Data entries
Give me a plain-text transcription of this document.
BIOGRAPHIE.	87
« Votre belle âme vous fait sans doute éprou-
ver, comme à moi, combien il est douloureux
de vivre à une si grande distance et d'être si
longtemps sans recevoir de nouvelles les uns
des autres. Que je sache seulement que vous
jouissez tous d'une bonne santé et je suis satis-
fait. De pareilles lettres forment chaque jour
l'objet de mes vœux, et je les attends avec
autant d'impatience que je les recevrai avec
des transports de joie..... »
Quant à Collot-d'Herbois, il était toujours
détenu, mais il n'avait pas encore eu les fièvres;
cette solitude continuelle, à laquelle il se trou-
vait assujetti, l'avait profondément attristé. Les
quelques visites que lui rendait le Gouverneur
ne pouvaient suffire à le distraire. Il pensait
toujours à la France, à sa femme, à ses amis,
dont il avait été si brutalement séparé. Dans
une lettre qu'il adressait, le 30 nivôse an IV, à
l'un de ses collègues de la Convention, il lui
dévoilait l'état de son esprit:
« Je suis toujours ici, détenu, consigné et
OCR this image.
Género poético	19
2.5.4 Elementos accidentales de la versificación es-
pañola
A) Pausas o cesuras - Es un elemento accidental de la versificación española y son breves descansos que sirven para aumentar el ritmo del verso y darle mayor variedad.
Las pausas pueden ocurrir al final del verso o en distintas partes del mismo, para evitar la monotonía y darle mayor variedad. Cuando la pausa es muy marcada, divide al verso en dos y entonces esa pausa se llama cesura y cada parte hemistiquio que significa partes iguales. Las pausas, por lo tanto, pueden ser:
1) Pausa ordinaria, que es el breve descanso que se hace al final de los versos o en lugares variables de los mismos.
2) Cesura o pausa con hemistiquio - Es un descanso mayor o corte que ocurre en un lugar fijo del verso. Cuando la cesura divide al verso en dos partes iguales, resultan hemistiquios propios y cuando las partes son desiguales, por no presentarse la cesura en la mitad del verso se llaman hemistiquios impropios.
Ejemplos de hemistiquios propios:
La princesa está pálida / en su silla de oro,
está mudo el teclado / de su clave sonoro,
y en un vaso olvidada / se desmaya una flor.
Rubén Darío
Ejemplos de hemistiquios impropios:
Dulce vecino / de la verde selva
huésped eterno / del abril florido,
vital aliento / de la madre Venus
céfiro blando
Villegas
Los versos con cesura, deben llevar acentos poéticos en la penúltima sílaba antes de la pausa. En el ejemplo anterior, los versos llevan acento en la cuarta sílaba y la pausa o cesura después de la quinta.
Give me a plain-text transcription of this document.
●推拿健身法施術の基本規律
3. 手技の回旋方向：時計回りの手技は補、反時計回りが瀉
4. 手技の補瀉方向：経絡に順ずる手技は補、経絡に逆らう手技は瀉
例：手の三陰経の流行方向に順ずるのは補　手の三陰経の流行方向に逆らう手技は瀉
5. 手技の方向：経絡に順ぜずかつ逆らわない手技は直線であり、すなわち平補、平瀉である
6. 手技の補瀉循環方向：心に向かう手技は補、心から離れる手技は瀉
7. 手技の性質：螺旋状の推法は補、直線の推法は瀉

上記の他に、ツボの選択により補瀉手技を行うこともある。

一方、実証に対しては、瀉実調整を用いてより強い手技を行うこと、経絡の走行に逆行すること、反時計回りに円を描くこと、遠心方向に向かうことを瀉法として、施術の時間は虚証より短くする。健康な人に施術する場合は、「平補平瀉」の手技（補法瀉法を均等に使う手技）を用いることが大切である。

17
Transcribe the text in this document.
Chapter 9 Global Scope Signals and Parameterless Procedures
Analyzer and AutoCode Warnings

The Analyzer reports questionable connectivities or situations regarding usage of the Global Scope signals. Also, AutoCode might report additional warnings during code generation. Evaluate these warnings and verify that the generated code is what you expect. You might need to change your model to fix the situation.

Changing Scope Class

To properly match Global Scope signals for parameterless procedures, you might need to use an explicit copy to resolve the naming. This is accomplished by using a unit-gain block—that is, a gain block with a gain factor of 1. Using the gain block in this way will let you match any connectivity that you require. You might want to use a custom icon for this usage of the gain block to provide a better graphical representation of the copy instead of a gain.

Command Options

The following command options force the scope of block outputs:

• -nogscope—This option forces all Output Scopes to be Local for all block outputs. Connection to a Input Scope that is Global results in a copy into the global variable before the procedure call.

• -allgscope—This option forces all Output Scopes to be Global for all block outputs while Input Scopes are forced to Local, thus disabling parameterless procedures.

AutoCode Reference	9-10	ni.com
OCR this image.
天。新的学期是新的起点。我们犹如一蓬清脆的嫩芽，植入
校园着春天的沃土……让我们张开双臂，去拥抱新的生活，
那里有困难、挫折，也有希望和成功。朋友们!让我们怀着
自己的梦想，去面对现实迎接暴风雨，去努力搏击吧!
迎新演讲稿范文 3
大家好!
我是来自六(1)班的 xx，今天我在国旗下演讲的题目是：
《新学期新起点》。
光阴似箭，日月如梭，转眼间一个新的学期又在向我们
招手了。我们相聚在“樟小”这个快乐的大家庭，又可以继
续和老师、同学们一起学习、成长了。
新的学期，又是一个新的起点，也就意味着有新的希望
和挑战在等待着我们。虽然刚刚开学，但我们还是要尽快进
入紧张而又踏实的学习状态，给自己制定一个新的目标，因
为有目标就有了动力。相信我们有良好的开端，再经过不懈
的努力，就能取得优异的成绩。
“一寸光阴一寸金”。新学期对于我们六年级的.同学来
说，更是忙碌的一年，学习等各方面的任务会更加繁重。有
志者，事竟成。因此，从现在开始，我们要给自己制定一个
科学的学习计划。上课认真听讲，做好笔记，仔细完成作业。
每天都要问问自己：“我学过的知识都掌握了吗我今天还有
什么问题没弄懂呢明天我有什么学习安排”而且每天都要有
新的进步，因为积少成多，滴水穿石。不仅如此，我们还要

_To be done_:
Report the number of lines of the listing above that hold the string "suis", with no other text.

_Solution for this exercise_:
2